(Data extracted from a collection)
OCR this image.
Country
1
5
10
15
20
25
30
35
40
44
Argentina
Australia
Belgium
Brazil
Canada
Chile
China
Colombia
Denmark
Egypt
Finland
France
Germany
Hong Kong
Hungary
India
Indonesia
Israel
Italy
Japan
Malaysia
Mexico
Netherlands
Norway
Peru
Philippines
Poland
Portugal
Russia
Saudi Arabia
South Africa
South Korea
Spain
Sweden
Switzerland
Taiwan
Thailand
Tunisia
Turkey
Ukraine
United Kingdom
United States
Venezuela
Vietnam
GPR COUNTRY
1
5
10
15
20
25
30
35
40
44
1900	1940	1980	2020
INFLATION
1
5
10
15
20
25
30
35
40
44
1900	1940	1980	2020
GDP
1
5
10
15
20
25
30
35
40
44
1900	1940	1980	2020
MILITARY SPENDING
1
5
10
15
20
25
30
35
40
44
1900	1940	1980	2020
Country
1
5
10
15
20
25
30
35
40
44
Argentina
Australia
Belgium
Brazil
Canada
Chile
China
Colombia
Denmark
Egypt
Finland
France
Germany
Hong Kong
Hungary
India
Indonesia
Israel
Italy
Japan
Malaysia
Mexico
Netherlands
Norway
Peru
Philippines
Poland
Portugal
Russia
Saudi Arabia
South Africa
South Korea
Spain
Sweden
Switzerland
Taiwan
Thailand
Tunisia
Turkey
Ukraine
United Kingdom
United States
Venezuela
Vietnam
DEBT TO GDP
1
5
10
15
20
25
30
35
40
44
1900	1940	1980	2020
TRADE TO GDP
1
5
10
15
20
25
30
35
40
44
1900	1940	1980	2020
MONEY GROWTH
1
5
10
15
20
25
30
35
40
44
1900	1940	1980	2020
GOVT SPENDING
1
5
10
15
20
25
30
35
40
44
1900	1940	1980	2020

■ TASK DESCRIPTION: The records above should be duplicated in full, exactly as given.

■ REPLY:
OCR this image.
Country
1
5
10
15
20
25
30
35
40
44
Argentina
Australia
Belgium
Brazil
Canada
Chile
China
Colombia
Denmark
Egypt
Finland
France
Germany
Hong Kong
Hungary
India
Indonesia
Israel
Italy
Japan
Malaysia
Mexico
Netherlands
Norway
Peru
Philippines
Poland
Portugal
Russia
Saudi Arabia
South Africa
South Korea
Spain
Sweden
Switzerland
Taiwan
Thailand
Tunisia
Turkey
Ukraine
United Kingdom
United States
Venezuela
Vietnam
GPR COUNTRY
1
5
10
15
20
25
30
35
40
44
1900	1940	1980	2020
INFLATION
1
5
10
15
20
25
30
35
40
44
1900	1940	1980	2020
GDP
1
5
10
15
20
25
30
35
40
44
1900	1940	1980	2020
MILITARY SPENDING
1
5
10
15
20
25
30
35
40
44
1900	1940	1980	2020
Country
1
5
10
15
20
25
30
35
40
44
Argentina
Australia
Belgium
Brazil
Canada
Chile
China
Colombia
Denmark
Egypt
Finland
France
Germany
Hong Kong
Hungary
India
Indonesia
Israel
Italy
Japan
Malaysia
Mexico
Netherlands
Norway
Peru
Philippines
Poland
Portugal
Russia
Saudi Arabia
South Africa
South Korea
Spain
Sweden
Switzerland
Taiwan
Thailand
Tunisia
Turkey
Ukraine
United Kingdom
United States
Venezuela
Vietnam
DEBT TO GDP
1
5
10
15
20
25
30
35
40
44
1900	1940	1980	2020
TRADE TO GDP
1
5
10
15
20
25
30
35
40
44
1900	1940	1980	2020
MONEY GROWTH
1
5
10
15
20
25
30
35
40
44
1900	1940	1980	2020
GOVT SPENDING
1
5
10
15
20
25
30
35
40
44
1900	1940	1980	2020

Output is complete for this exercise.